SHORT TASK: Only the pictures are left out: repeat the rest of the entries exactly.
===== DATA SUPPLIED
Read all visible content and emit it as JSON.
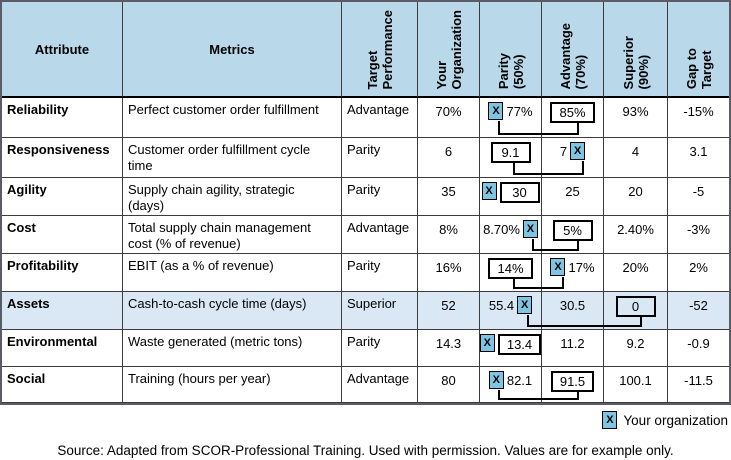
{
  "marker_glyph": "X",
  "colors": {
    "header_bg": "#b9d9ea",
    "highlight_row_bg": "#d9e8f4",
    "marker_bg": "#7ec5e3",
    "grid_line": "#3c3c3c",
    "outer_border": "#5c5c66"
  },
  "header": {
    "columns": [
      {
        "id": "attribute",
        "label": "Attribute",
        "rotated": false
      },
      {
        "id": "metric",
        "label": "Metrics",
        "rotated": false
      },
      {
        "id": "target",
        "label": "Target\nPerformance",
        "rotated": true
      },
      {
        "id": "your_org",
        "label": "Your\nOrganization",
        "rotated": true
      },
      {
        "id": "parity",
        "label": "Parity\n(50%)",
        "rotated": true
      },
      {
        "id": "advantage",
        "label": "Advantage\n(70%)",
        "rotated": true
      },
      {
        "id": "superior",
        "label": "Superior\n(90%)",
        "rotated": true
      },
      {
        "id": "gap",
        "label": "Gap to\nTarget",
        "rotated": true
      }
    ]
  },
  "rows": [
    {
      "attribute": "Reliability",
      "metric": "Perfect customer order fulfillment",
      "target": "Advantage",
      "your_org": "70%",
      "parity": {
        "text": "77%",
        "marker": "left"
      },
      "advantage": {
        "text": "85%",
        "boxed": true
      },
      "superior": {
        "text": "93%"
      },
      "gap": "-15%",
      "highlight": false,
      "connector": {
        "from": [
          "parity",
          "marker"
        ],
        "to": [
          "advantage",
          "box"
        ]
      }
    },
    {
      "attribute": "Responsiveness",
      "metric": "Customer order fulfillment cycle time",
      "target": "Parity",
      "your_org": "6",
      "parity": {
        "text": "9.1",
        "boxed": true
      },
      "advantage": {
        "text": "7",
        "marker": "right"
      },
      "superior": {
        "text": "4"
      },
      "gap": "3.1",
      "highlight": false,
      "connector": {
        "from": [
          "parity",
          "box"
        ],
        "to": [
          "advantage",
          "marker"
        ]
      }
    },
    {
      "attribute": "Agility",
      "metric": "Supply chain agility, strategic (days)",
      "target": "Parity",
      "your_org": "35",
      "parity": {
        "text": "30",
        "marker": "left",
        "boxed": true
      },
      "advantage": {
        "text": "25"
      },
      "superior": {
        "text": "20"
      },
      "gap": "-5",
      "highlight": false,
      "connector": null
    },
    {
      "attribute": "Cost",
      "metric": "Total supply chain management cost (% of revenue)",
      "target": "Advantage",
      "your_org": "8%",
      "parity": {
        "text": "8.70%",
        "marker": "right"
      },
      "advantage": {
        "text": "5%",
        "boxed": true
      },
      "superior": {
        "text": "2.40%"
      },
      "gap": "-3%",
      "highlight": false,
      "connector": {
        "from": [
          "parity",
          "marker"
        ],
        "to": [
          "advantage",
          "box"
        ]
      }
    },
    {
      "attribute": "Profitability",
      "metric": "EBIT (as a % of revenue)",
      "target": "Parity",
      "your_org": "16%",
      "parity": {
        "text": "14%",
        "boxed": true
      },
      "advantage": {
        "text": "17%",
        "marker": "left"
      },
      "superior": {
        "text": "20%"
      },
      "gap": "2%",
      "highlight": false,
      "connector": {
        "from": [
          "parity",
          "box"
        ],
        "to": [
          "advantage",
          "marker"
        ]
      }
    },
    {
      "attribute": "Assets",
      "metric": "Cash-to-cash cycle time (days)",
      "target": "Superior",
      "your_org": "52",
      "parity": {
        "text": "55.4",
        "marker": "right"
      },
      "advantage": {
        "text": "30.5"
      },
      "superior": {
        "text": "0",
        "boxed": true
      },
      "gap": "-52",
      "highlight": true,
      "connector": {
        "from": [
          "parity",
          "marker"
        ],
        "to": [
          "superior",
          "box"
        ]
      }
    },
    {
      "attribute": "Environmental",
      "metric": "Waste generated (metric tons)",
      "target": "Parity",
      "your_org": "14.3",
      "parity": {
        "text": "13.4",
        "marker": "left",
        "boxed": true
      },
      "advantage": {
        "text": "11.2"
      },
      "superior": {
        "text": "9.2"
      },
      "gap": "-0.9",
      "highlight": false,
      "connector": null
    },
    {
      "attribute": "Social",
      "metric": "Training (hours per year)",
      "target": "Advantage",
      "your_org": "80",
      "parity": {
        "text": "82.1",
        "marker": "left"
      },
      "advantage": {
        "text": "91.5",
        "boxed": true
      },
      "superior": {
        "text": "100.1"
      },
      "gap": "-11.5",
      "highlight": false,
      "connector": {
        "from": [
          "parity",
          "marker"
        ],
        "to": [
          "advantage",
          "box"
        ]
      }
    }
  ],
  "legend": {
    "label": "Your organization"
  },
  "source": "Source: Adapted from SCOR-Professional Training. Used with permission. Values are for example only."
}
==========
REPLY TO THE TASK:
Read all visible content and emit it as JSON.
{
  "marker_glyph": "X",
  "colors": {
    "header_bg": "#b9d9ea",
    "highlight_row_bg": "#d9e8f4",
    "marker_bg": "#7ec5e3",
    "grid_line": "#3c3c3c",
    "outer_border": "#5c5c66"
  },
  "header": {
    "columns": [
      {
        "id": "attribute",
        "label": "Attribute",
        "rotated": false
      },
      {
        "id": "metric",
        "label": "Metrics",
        "rotated": false
      },
      {
        "id": "target",
        "label": "Target\nPerformance",
        "rotated": true
      },
      {
        "id": "your_org",
        "label": "Your\nOrganization",
        "rotated": true
      },
      {
        "id": "parity",
        "label": "Parity\n(50%)",
        "rotated": true
      },
      {
        "id": "advantage",
        "label": "Advantage\n(70%)",
        "rotated": true
      },
      {
        "id": "superior",
        "label": "Superior\n(90%)",
        "rotated": true
      },
      {
        "id": "gap",
        "label": "Gap to\nTarget",
        "rotated": true
      }
    ]
  },
  "rows": [
    {
      "attribute": "Reliability",
      "metric": "Perfect customer order fulfillment",
      "target": "Advantage",
      "your_org": "70%",
      "parity": {
        "text": "77%",
        "marker": "left"
      },
      "advantage": {
        "text": "85%",
        "boxed": true
      },
      "superior": {
        "text": "93%"
      },
      "gap": "-15%",
      "highlight": false,
      "connector": {
        "from": [
          "parity",
          "marker"
        ],
        "to": [
          "advantage",
          "box"
        ]
      }
    },
    {
      "attribute": "Responsiveness",
      "metric": "Customer order fulfillment cycle time",
      "target": "Parity",
      "your_org": "6",
      "parity": {
        "text": "9.1",
        "boxed": true
      },
      "advantage": {
        "text": "7",
        "marker": "right"
      },
      "superior": {
        "text": "4"
      },
      "gap": "3.1",
      "highlight": false,
      "connector": {
        "from": [
          "parity",
          "box"
        ],
        "to": [
          "advantage",
          "marker"
        ]
      }
    },
    {
      "attribute": "Agility",
      "metric": "Supply chain agility, strategic (days)",
      "target": "Parity",
      "your_org": "35",
      "parity": {
        "text": "30",
        "marker": "left",
        "boxed": true
      },
      "advantage": {
        "text": "25"
      },
      "superior": {
        "text": "20"
      },
      "gap": "-5",
      "highlight": false,
      "connector": null
    },
    {
      "attribute": "Cost",
      "metric": "Total supply chain management cost (% of revenue)",
      "target": "Advantage",
      "your_org": "8%",
      "parity": {
        "text": "8.70%",
        "marker": "right"
      },
      "advantage": {
        "text": "5%",
        "boxed": true
      },
      "superior": {
        "text": "2.40%"
      },
      "gap": "-3%",
      "highlight": false,
      "connector": {
        "from": [
          "parity",
          "marker"
        ],
        "to": [
          "advantage",
          "box"
        ]
      }
    },
    {
      "attribute": "Profitability",
      "metric": "EBIT (as a % of revenue)",
      "target": "Parity",
      "your_org": "16%",
      "parity": {
        "text": "14%",
        "boxed": true
      },
      "advantage": {
        "text": "17%",
        "marker": "left"
      },
      "superior": {
        "text": "20%"
      },
      "gap": "2%",
      "highlight": false,
      "connector": {
        "from": [
          "parity",
          "box"
        ],
        "to": [
          "advantage",
          "marker"
        ]
      }
    },
    {
      "attribute": "Assets",
      "metric": "Cash-to-cash cycle time (days)",
      "target": "Superior",
      "your_org": "52",
      "parity": {
        "text": "55.4",
        "marker": "right"
      },
      "advantage": {
        "text": "30.5"
      },
      "superior": {
        "text": "0",
        "boxed": true
      },
      "gap": "-52",
      "highlight": true,
      "connector": {
        "from": [
          "parity",
          "marker"
        ],
        "to": [
          "superior",
          "box"
        ]
      }
    },
    {
      "attribute": "Environmental",
      "metric": "Waste generated (metric tons)",
      "target": "Parity",
      "your_org": "14.3",
      "parity": {
        "text": "13.4",
        "marker": "left",
        "boxed": true
      },
      "advantage": {
        "text": "11.2"
      },
      "superior": {
        "text": "9.2"
      },
      "gap": "-0.9",
      "highlight": false,
      "connector": null
    },
    {
      "attribute": "Social",
      "metric": "Training (hours per year)",
      "target": "Advantage",
      "your_org": "80",
      "parity": {
        "text": "82.1",
        "marker": "left"
      },
      "advantage": {
        "text": "91.5",
        "boxed": true
      },
      "superior": {
        "text": "100.1"
      },
      "gap": "-11.5",
      "highlight": false,
      "connector": {
        "from": [
          "parity",
          "marker"
        ],
        "to": [
          "advantage",
          "box"
        ]
      }
    }
  ],
  "legend": {
    "label": "Your organization"
  },
  "source": "Source: Adapted from SCOR-Professional Training. Used with permission. Values are for example only."
}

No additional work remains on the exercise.